Data shown:
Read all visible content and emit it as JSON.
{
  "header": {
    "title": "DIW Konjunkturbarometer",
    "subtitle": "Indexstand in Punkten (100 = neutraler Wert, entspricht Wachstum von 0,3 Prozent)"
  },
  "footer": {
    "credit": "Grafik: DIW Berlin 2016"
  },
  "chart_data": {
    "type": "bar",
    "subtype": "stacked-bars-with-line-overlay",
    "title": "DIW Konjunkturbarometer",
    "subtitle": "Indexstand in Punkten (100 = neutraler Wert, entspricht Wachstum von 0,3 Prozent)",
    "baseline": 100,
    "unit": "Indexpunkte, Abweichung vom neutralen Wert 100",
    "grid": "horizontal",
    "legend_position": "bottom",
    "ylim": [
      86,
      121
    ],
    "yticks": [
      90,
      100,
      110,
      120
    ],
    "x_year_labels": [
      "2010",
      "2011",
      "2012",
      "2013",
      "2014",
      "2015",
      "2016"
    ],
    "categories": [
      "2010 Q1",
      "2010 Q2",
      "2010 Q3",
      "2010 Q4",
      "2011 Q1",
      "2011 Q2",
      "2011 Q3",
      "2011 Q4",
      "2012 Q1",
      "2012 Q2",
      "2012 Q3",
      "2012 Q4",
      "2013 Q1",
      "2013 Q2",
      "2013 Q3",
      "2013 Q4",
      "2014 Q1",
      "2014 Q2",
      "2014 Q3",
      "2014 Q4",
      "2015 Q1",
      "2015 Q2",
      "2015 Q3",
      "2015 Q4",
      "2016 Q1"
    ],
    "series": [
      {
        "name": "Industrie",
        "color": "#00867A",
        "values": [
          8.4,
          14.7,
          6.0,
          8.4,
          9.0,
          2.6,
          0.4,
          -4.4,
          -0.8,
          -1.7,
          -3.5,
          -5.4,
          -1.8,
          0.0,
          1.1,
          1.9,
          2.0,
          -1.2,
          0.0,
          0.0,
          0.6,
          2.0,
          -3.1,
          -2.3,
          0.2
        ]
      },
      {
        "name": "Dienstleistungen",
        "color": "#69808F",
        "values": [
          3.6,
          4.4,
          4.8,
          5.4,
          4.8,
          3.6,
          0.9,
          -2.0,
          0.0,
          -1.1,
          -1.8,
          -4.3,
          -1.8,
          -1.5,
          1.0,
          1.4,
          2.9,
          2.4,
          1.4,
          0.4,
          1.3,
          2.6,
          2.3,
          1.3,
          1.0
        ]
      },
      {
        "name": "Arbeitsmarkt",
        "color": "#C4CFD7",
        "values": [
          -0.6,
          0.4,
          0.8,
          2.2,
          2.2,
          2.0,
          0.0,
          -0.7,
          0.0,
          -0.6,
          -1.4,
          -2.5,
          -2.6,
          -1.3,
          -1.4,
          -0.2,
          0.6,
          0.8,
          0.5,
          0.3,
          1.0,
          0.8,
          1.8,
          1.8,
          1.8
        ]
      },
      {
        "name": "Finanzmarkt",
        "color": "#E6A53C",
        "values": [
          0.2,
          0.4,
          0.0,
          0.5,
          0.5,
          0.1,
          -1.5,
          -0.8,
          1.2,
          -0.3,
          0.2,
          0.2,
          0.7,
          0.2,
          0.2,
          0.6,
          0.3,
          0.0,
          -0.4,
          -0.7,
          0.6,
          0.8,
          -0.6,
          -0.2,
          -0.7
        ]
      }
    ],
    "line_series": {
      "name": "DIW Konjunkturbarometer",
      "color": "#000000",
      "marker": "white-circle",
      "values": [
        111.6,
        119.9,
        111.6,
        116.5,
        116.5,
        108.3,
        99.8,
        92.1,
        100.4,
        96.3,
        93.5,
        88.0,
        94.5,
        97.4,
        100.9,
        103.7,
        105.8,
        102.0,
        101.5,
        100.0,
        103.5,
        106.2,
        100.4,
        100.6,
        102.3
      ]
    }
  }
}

Problem requirements: Output the full listing exactly as it stands.

Answer in full:
Read all visible content and emit it as JSON.
{
  "header": {
    "title": "DIW Konjunkturbarometer",
    "subtitle": "Indexstand in Punkten (100 = neutraler Wert, entspricht Wachstum von 0,3 Prozent)"
  },
  "footer": {
    "credit": "Grafik: DIW Berlin 2016"
  },
  "chart_data": {
    "type": "bar",
    "subtype": "stacked-bars-with-line-overlay",
    "title": "DIW Konjunkturbarometer",
    "subtitle": "Indexstand in Punkten (100 = neutraler Wert, entspricht Wachstum von 0,3 Prozent)",
    "baseline": 100,
    "unit": "Indexpunkte, Abweichung vom neutralen Wert 100",
    "grid": "horizontal",
    "legend_position": "bottom",
    "ylim": [
      86,
      121
    ],
    "yticks": [
      90,
      100,
      110,
      120
    ],
    "x_year_labels": [
      "2010",
      "2011",
      "2012",
      "2013",
      "2014",
      "2015",
      "2016"
    ],
    "categories": [
      "2010 Q1",
      "2010 Q2",
      "2010 Q3",
      "2010 Q4",
      "2011 Q1",
      "2011 Q2",
      "2011 Q3",
      "2011 Q4",
      "2012 Q1",
      "2012 Q2",
      "2012 Q3",
      "2012 Q4",
      "2013 Q1",
      "2013 Q2",
      "2013 Q3",
      "2013 Q4",
      "2014 Q1",
      "2014 Q2",
      "2014 Q3",
      "2014 Q4",
      "2015 Q1",
      "2015 Q2",
      "2015 Q3",
      "2015 Q4",
      "2016 Q1"
    ],
    "series": [
      {
        "name": "Industrie",
        "color": "#00867A",
        "values": [
          8.4,
          14.7,
          6.0,
          8.4,
          9.0,
          2.6,
          0.4,
          -4.4,
          -0.8,
          -1.7,
          -3.5,
          -5.4,
          -1.8,
          0.0,
          1.1,
          1.9,
          2.0,
          -1.2,
          0.0,
          0.0,
          0.6,
          2.0,
          -3.1,
          -2.3,
          0.2
        ]
      },
      {
        "name": "Dienstleistungen",
        "color": "#69808F",
        "values": [
          3.6,
          4.4,
          4.8,
          5.4,
          4.8,
          3.6,
          0.9,
          -2.0,
          0.0,
          -1.1,
          -1.8,
          -4.3,
          -1.8,
          -1.5,
          1.0,
          1.4,
          2.9,
          2.4,
          1.4,
          0.4,
          1.3,
          2.6,
          2.3,
          1.3,
          1.0
        ]
      },
      {
        "name": "Arbeitsmarkt",
        "color": "#C4CFD7",
        "values": [
          -0.6,
          0.4,
          0.8,
          2.2,
          2.2,
          2.0,
          0.0,
          -0.7,
          0.0,
          -0.6,
          -1.4,
          -2.5,
          -2.6,
          -1.3,
          -1.4,
          -0.2,
          0.6,
          0.8,
          0.5,
          0.3,
          1.0,
          0.8,
          1.8,
          1.8,
          1.8
        ]
      },
      {
        "name": "Finanzmarkt",
        "color": "#E6A53C",
        "values": [
          0.2,
          0.4,
          0.0,
          0.5,
          0.5,
          0.1,
          -1.5,
          -0.8,
          1.2,
          -0.3,
          0.2,
          0.2,
          0.7,
          0.2,
          0.2,
          0.6,
          0.3,
          0.0,
          -0.4,
          -0.7,
          0.6,
          0.8,
          -0.6,
          -0.2,
          -0.7
        ]
      }
    ],
    "line_series": {
      "name": "DIW Konjunkturbarometer",
      "color": "#000000",
      "marker": "white-circle",
      "values": [
        111.6,
        119.9,
        111.6,
        116.5,
        116.5,
        108.3,
        99.8,
        92.1,
        100.4,
        96.3,
        93.5,
        88.0,
        94.5,
        97.4,
        100.9,
        103.7,
        105.8,
        102.0,
        101.5,
        100.0,
        103.5,
        106.2,
        100.4,
        100.6,
        102.3
      ]
    }
  }
}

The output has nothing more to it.